Instructions for the task
Pull every line containing the word "right" from the records.

Record excerpts
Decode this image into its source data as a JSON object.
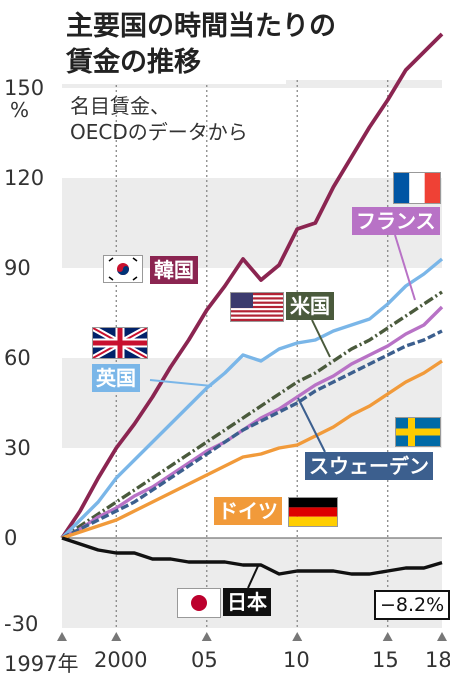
{
  "title_line1": "主要国の時間当たりの",
  "title_line2": "賃金の推移",
  "subtitle_line1": "名目賃金、",
  "subtitle_line2": "OECDのデータから",
  "y_unit": "%",
  "x_tick_labels": [
    "1997年",
    "2000",
    "05",
    "10",
    "15",
    "18"
  ],
  "japan_end_label": "−8.2%",
  "chart_data": {
    "type": "line",
    "x": [
      1997,
      1998,
      1999,
      2000,
      2001,
      2002,
      2003,
      2004,
      2005,
      2006,
      2007,
      2008,
      2009,
      2010,
      2011,
      2012,
      2013,
      2014,
      2015,
      2016,
      2017,
      2018
    ],
    "ylim": [
      -30,
      165
    ],
    "yticks": [
      -30,
      0,
      30,
      60,
      90,
      120,
      150
    ],
    "ytick_labels": [
      "-30",
      "0",
      "30",
      "60",
      "90",
      "120",
      "150"
    ],
    "grid": "shaded bands every 30 points, dotted vertical lines at 2000, 2005, 2010, 2015",
    "series": [
      {
        "name": "韓国",
        "color": "#8b2551",
        "values": [
          0,
          9,
          20,
          30,
          38,
          47,
          57,
          66,
          76,
          84,
          93,
          86,
          91,
          103,
          105,
          117,
          127,
          137,
          146,
          156,
          162,
          168
        ]
      },
      {
        "name": "米国",
        "color": "#4a5a3c",
        "values": [
          0,
          4,
          8,
          12,
          16,
          20,
          24,
          28,
          32,
          36,
          40,
          44,
          48,
          52,
          55,
          59,
          63,
          66,
          70,
          74,
          78,
          82
        ]
      },
      {
        "name": "英国",
        "color": "#7ab6e8",
        "values": [
          0,
          6,
          12,
          20,
          26,
          32,
          38,
          44,
          50,
          55,
          61,
          59,
          63,
          65,
          66,
          69,
          71,
          73,
          78,
          84,
          88,
          93
        ]
      },
      {
        "name": "フランス",
        "color": "#b872c6",
        "values": [
          0,
          3,
          7,
          10,
          14,
          17,
          21,
          25,
          29,
          32,
          36,
          40,
          43,
          47,
          51,
          54,
          58,
          61,
          64,
          68,
          71,
          77
        ]
      },
      {
        "name": "スウェーデン",
        "color": "#3c5f8e",
        "values": [
          0,
          3,
          6,
          9,
          12,
          16,
          20,
          24,
          28,
          32,
          36,
          39,
          42,
          45,
          49,
          52,
          55,
          58,
          61,
          64,
          66,
          69
        ]
      },
      {
        "name": "ドイツ",
        "color": "#f19a3a",
        "values": [
          0,
          2,
          4,
          6,
          9,
          12,
          15,
          18,
          21,
          24,
          27,
          28,
          30,
          31,
          34,
          37,
          41,
          44,
          48,
          52,
          55,
          59
        ]
      },
      {
        "name": "日本",
        "color": "#111111",
        "values": [
          0,
          -2,
          -4,
          -5,
          -5,
          -7,
          -7,
          -8,
          -8,
          -8,
          -9,
          -9,
          -12,
          -11,
          -11,
          -11,
          -12,
          -12,
          -11,
          -10,
          -10,
          -8.2
        ]
      }
    ]
  },
  "labels": {
    "korea": "韓国",
    "us": "米国",
    "uk": "英国",
    "france": "フランス",
    "sweden": "スウェーデン",
    "germany": "ドイツ",
    "japan": "日本"
  },
  "colors": {
    "korea": "#8b2551",
    "us": "#4a5a3c",
    "uk": "#7ab6e8",
    "france": "#b872c6",
    "sweden": "#3c5f8e",
    "germany": "#f19a3a",
    "japan": "#111111",
    "band": "#ececec"
  }
}
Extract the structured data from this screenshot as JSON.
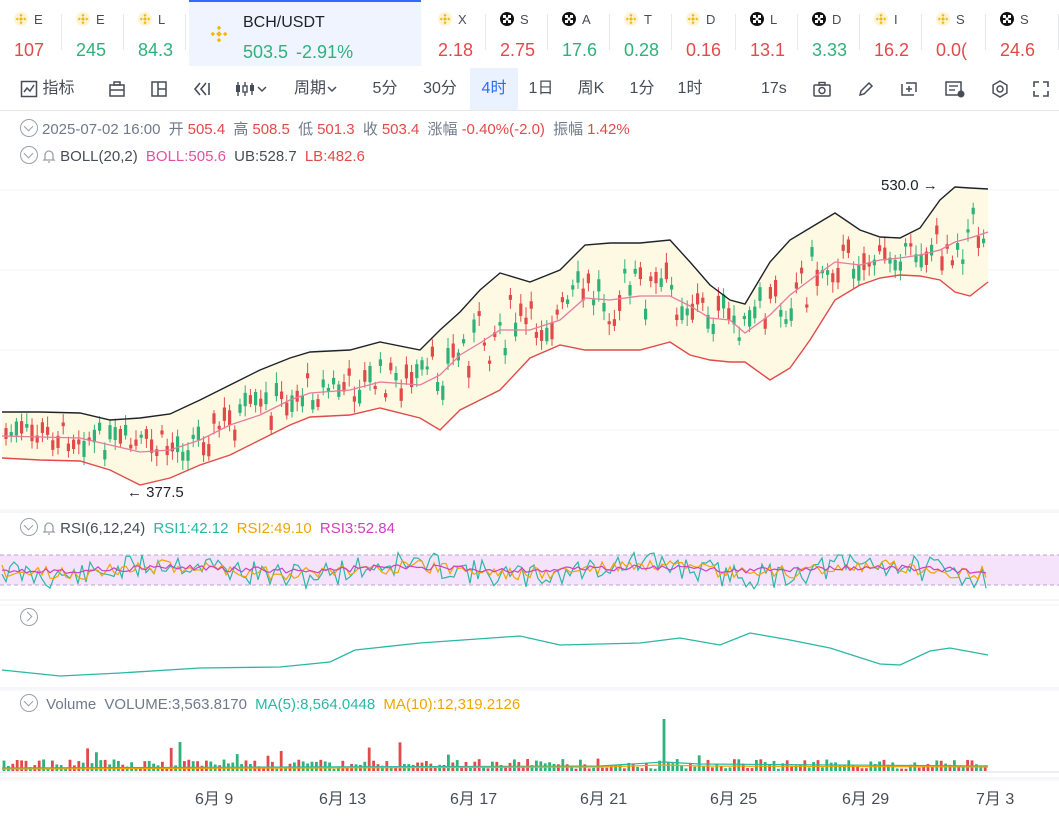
{
  "tickers": [
    {
      "sym": "E",
      "value": "107",
      "dir": "down",
      "icon": "binance-icon"
    },
    {
      "sym": "E",
      "value": "245",
      "dir": "up",
      "icon": "binance-icon"
    },
    {
      "sym": "L",
      "value": "84.3",
      "dir": "up",
      "icon": "binance-icon"
    },
    {
      "sym": "X",
      "value": "2.18",
      "dir": "down",
      "icon": "binance-icon"
    },
    {
      "sym": "S",
      "value": "2.75",
      "dir": "down",
      "icon": "okx-icon"
    },
    {
      "sym": "A",
      "value": "17.6",
      "dir": "up",
      "icon": "okx-icon"
    },
    {
      "sym": "T",
      "value": "0.28",
      "dir": "up",
      "icon": "binance-icon"
    },
    {
      "sym": "D",
      "value": "0.16",
      "dir": "down",
      "icon": "binance-icon"
    },
    {
      "sym": "L",
      "value": "13.1",
      "dir": "down",
      "icon": "okx-icon"
    },
    {
      "sym": "D",
      "value": "3.33",
      "dir": "up",
      "icon": "okx-icon"
    },
    {
      "sym": "I",
      "value": "16.2",
      "dir": "down",
      "icon": "binance-icon"
    },
    {
      "sym": "S",
      "value": "0.0(",
      "dir": "down",
      "icon": "binance-icon"
    },
    {
      "sym": "S",
      "value": "24.6",
      "dir": "down",
      "icon": "okx-icon"
    }
  ],
  "active_ticker": {
    "sym": "BCH/USDT",
    "price": "503.5",
    "change": "-2.91%",
    "icon": "binance-icon"
  },
  "toolbar": {
    "indicators_label": "指标",
    "period_label": "周期",
    "intervals": [
      "5分",
      "30分",
      "4时",
      "1日",
      "周K",
      "1分",
      "1时"
    ],
    "selected_interval": "4时",
    "countdown": "17s"
  },
  "ohlc": {
    "date": "2025-07-02 16:00",
    "open_label": "开",
    "open": "505.4",
    "high_label": "高",
    "high": "508.5",
    "low_label": "低",
    "low": "501.3",
    "close_label": "收",
    "close": "503.4",
    "change_label": "涨幅",
    "change": "-0.40%(-2.0)",
    "amp_label": "振幅",
    "amp": "1.42%"
  },
  "boll": {
    "name": "BOLL(20,2)",
    "boll": "BOLL:505.6",
    "ub": "UB:528.7",
    "lb": "LB:482.6"
  },
  "rsi": {
    "name": "RSI(6,12,24)",
    "rsi1": "RSI1:42.12",
    "rsi2": "RSI2:49.10",
    "rsi3": "RSI3:52.84"
  },
  "volume": {
    "name": "Volume",
    "vol": "VOLUME:3,563.8170",
    "ma5": "MA(5):8,564.0448",
    "ma10": "MA(10):12,319.2126"
  },
  "colors": {
    "up": "#2fb27a",
    "down": "#e24a4a",
    "ub": "#1e2329",
    "lb": "#e24a4a",
    "mid": "#e87aa0",
    "band_fill": "#fdf9e3",
    "rsi1": "#2ab7a4",
    "rsi2": "#f0a500",
    "rsi3": "#cf3fc0"
  },
  "chart_data": {
    "type": "candlestick",
    "price_high_label": "530.0",
    "price_low_label": "377.5",
    "x_tick_labels": [
      "6月 9",
      "6月 13",
      "6月 17",
      "6月 21",
      "6月 25",
      "6月 29",
      "7月 3"
    ]
  }
}
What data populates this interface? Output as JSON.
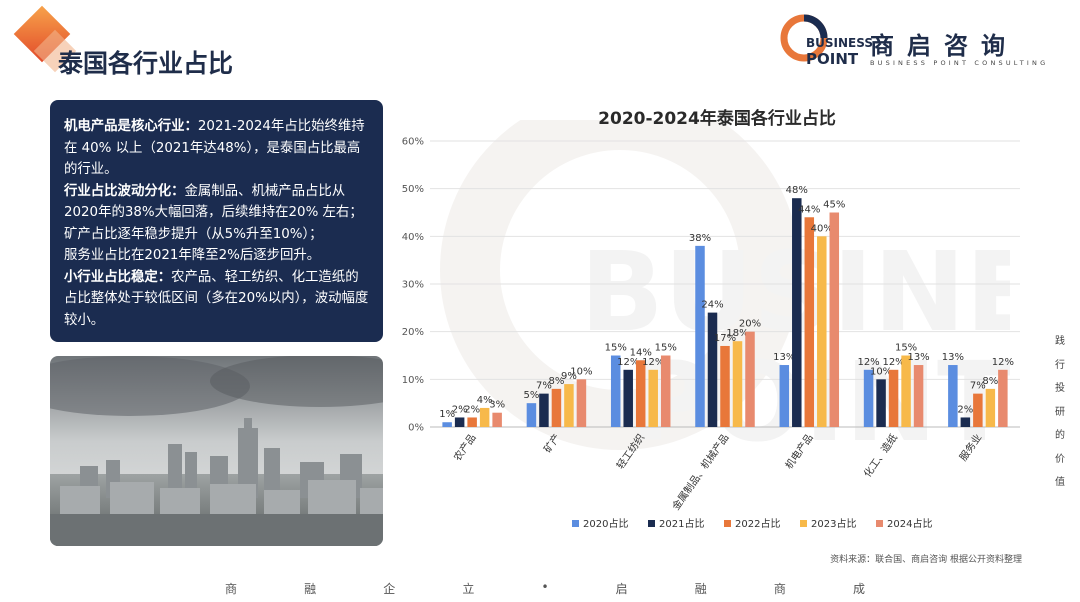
{
  "page": {
    "title": "泰国各行业占比"
  },
  "logo": {
    "en_line1": "BUSINESS",
    "en_line2": "POINT",
    "cn": "商启咨询",
    "sub": "BUSINESS POINT CONSULTING"
  },
  "summary": {
    "p1_bold": "机电产品是核心行业：",
    "p1_text": "2021-2024年占比始终维持在 40% 以上（2021年达48%），是泰国占比最高的行业。",
    "p2_bold": "行业占比波动分化：",
    "p2_text": "金属制品、机械产品占比从2020年的38%大幅回落，后续维持在20% 左右；",
    "p3_text": "矿产占比逐年稳步提升（从5%升至10%）；",
    "p4_text": "服务业占比在2021年降至2%后逐步回升。",
    "p5_bold": "小行业占比稳定：",
    "p5_text": "农产品、轻工纺织、化工造纸的占比整体处于较低区间（多在20%以内），波动幅度较小。"
  },
  "chart_data": {
    "type": "bar",
    "title": "2020-2024年泰国各行业占比",
    "categories": [
      "农产品",
      "矿产",
      "轻工纺织",
      "金属制品、机械产品",
      "机电产品",
      "化工、造纸",
      "服务业"
    ],
    "series": [
      {
        "name": "2020占比",
        "color": "#5b8de0",
        "values": [
          1,
          5,
          15,
          38,
          13,
          12,
          13
        ]
      },
      {
        "name": "2021占比",
        "color": "#1b2c50",
        "values": [
          2,
          7,
          12,
          24,
          48,
          10,
          2
        ]
      },
      {
        "name": "2022占比",
        "color": "#e8773a",
        "values": [
          2,
          8,
          14,
          17,
          44,
          12,
          7
        ]
      },
      {
        "name": "2023占比",
        "color": "#f7b94a",
        "values": [
          4,
          9,
          12,
          18,
          40,
          15,
          8
        ]
      },
      {
        "name": "2024占比",
        "color": "#e88a6e",
        "values": [
          3,
          10,
          15,
          20,
          45,
          13,
          12
        ]
      }
    ],
    "ylim": [
      0,
      60
    ],
    "yticks": [
      "0%",
      "10%",
      "20%",
      "30%",
      "40%",
      "50%",
      "60%"
    ],
    "value_suffix": "%",
    "legend": "bottom",
    "grid": true
  },
  "source": "资料来源：联合国、商启咨询 根据公开资料整理",
  "footer": [
    "商",
    "融",
    "企",
    "立",
    "•",
    "启",
    "融",
    "商",
    "成"
  ],
  "side_slogan": [
    "践",
    "行",
    "投",
    "研",
    "的",
    "价",
    "值"
  ],
  "watermark": {
    "line1": "BUSINESS",
    "line2": "POINT"
  },
  "colors": {
    "navy": "#1b2c50",
    "accent": "#e8773a"
  }
}
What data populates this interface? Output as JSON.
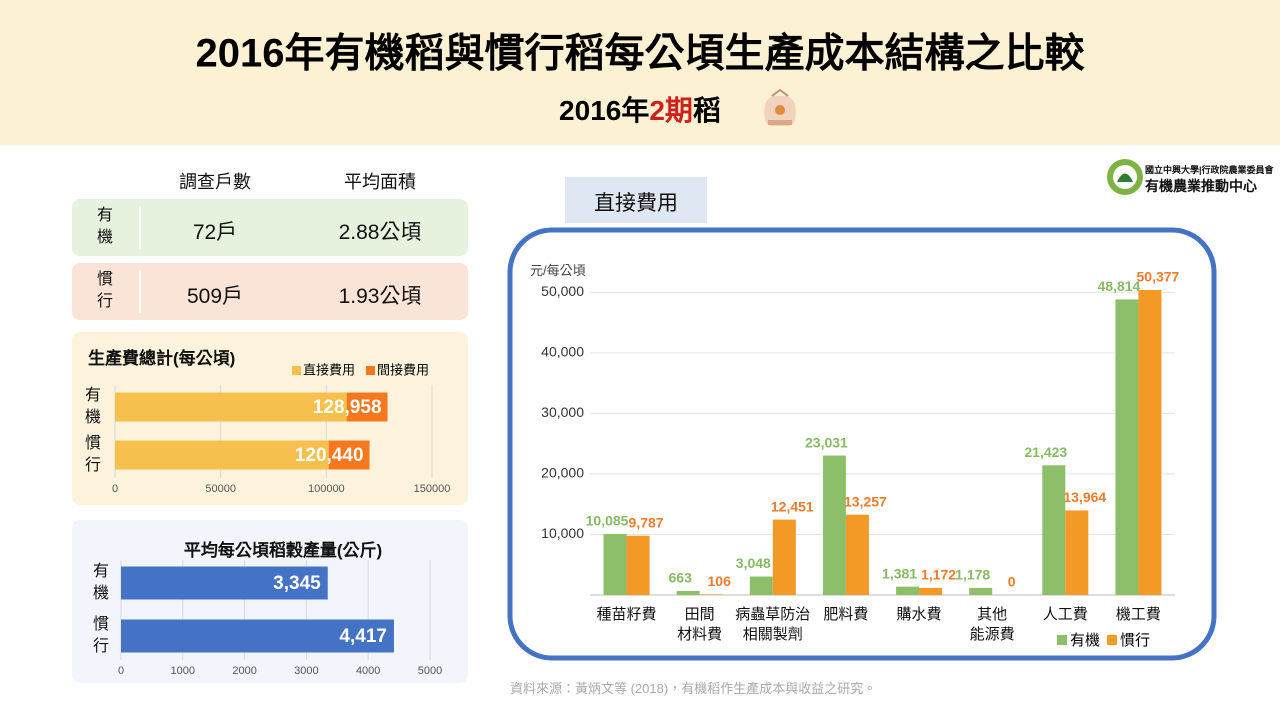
{
  "header": {
    "title": "2016年有機稻與慣行稻每公頃生產成本結構之比較",
    "subtitle": {
      "year": "2016年",
      "period": "2期",
      "crop": "稻"
    }
  },
  "logo": {
    "line1": "國立中興大學|行政院農業委員會",
    "line2": "有機農業推動中心"
  },
  "survey_table": {
    "columns": [
      "調查戶數",
      "平均面積"
    ],
    "rows": [
      [
        "有機",
        "72戶",
        "2.88公頃"
      ],
      [
        "慣行",
        "509戶",
        "1.93公頃"
      ]
    ]
  },
  "chart_data": [
    {
      "type": "stacked_bar_h",
      "title": "生產費總計(每公頃)",
      "categories": [
        "有機",
        "慣行"
      ],
      "series": [
        {
          "name": "直接費用",
          "color": "#f6c04e",
          "values": [
            109623,
            101114
          ]
        },
        {
          "name": "間接費用",
          "color": "#f5781e",
          "values": [
            19335,
            19326
          ]
        }
      ],
      "totals": [
        128958,
        120440
      ],
      "total_labels": [
        "128,958",
        "120,440"
      ],
      "xlim": [
        0,
        150000
      ],
      "xticks": [
        0,
        50000,
        100000,
        150000
      ],
      "grid": true,
      "legend": "top-right"
    },
    {
      "type": "bar_h",
      "title": "平均每公頃稻穀產量(公斤)",
      "categories": [
        "有機",
        "慣行"
      ],
      "values": [
        3345,
        4417
      ],
      "value_labels": [
        "3,345",
        "4,417"
      ],
      "color": "#4472c4",
      "xlim": [
        0,
        5000
      ],
      "xticks": [
        0,
        1000,
        2000,
        3000,
        4000,
        5000
      ],
      "grid": true
    },
    {
      "type": "bar",
      "title": "直接費用",
      "y_label": "元/每公頃",
      "categories": [
        "種苗籽費",
        "田間\n材料費",
        "病蟲草防治\n相關製劑",
        "肥料費",
        "購水費",
        "其他\n能源費",
        "人工費",
        "機工費"
      ],
      "series": [
        {
          "name": "有機",
          "color": "#8dbf6a",
          "label_color": "#86bb63",
          "values": [
            10085,
            663,
            3048,
            23031,
            1381,
            1178,
            21423,
            48814
          ],
          "value_labels": [
            "10,085",
            "663",
            "3,048",
            "23,031",
            "1,381",
            "1,178",
            "21,423",
            "48,814"
          ]
        },
        {
          "name": "慣行",
          "color": "#f39a26",
          "label_color": "#f07b2a",
          "values": [
            9787,
            106,
            12451,
            13257,
            1172,
            0,
            13964,
            50377
          ],
          "value_labels": [
            "9,787",
            "106",
            "12,451",
            "13,257",
            "1,172",
            "0",
            "13,964",
            "50,377"
          ]
        }
      ],
      "ylim": [
        0,
        55000
      ],
      "yticks": [
        {
          "value": 10000,
          "label": "10,000"
        },
        {
          "value": 20000,
          "label": "20,000"
        },
        {
          "value": 30000,
          "label": "30,000"
        },
        {
          "value": 40000,
          "label": "40,000"
        },
        {
          "value": 50000,
          "label": "50,000"
        }
      ],
      "grid": true,
      "legend": "bottom-right"
    }
  ],
  "source": "資料來源：黃炳文等 (2018)，有機稻作生產成本與收益之研究。"
}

Result of this task
      "legend": "top-right"
      "legend": "bottom-right"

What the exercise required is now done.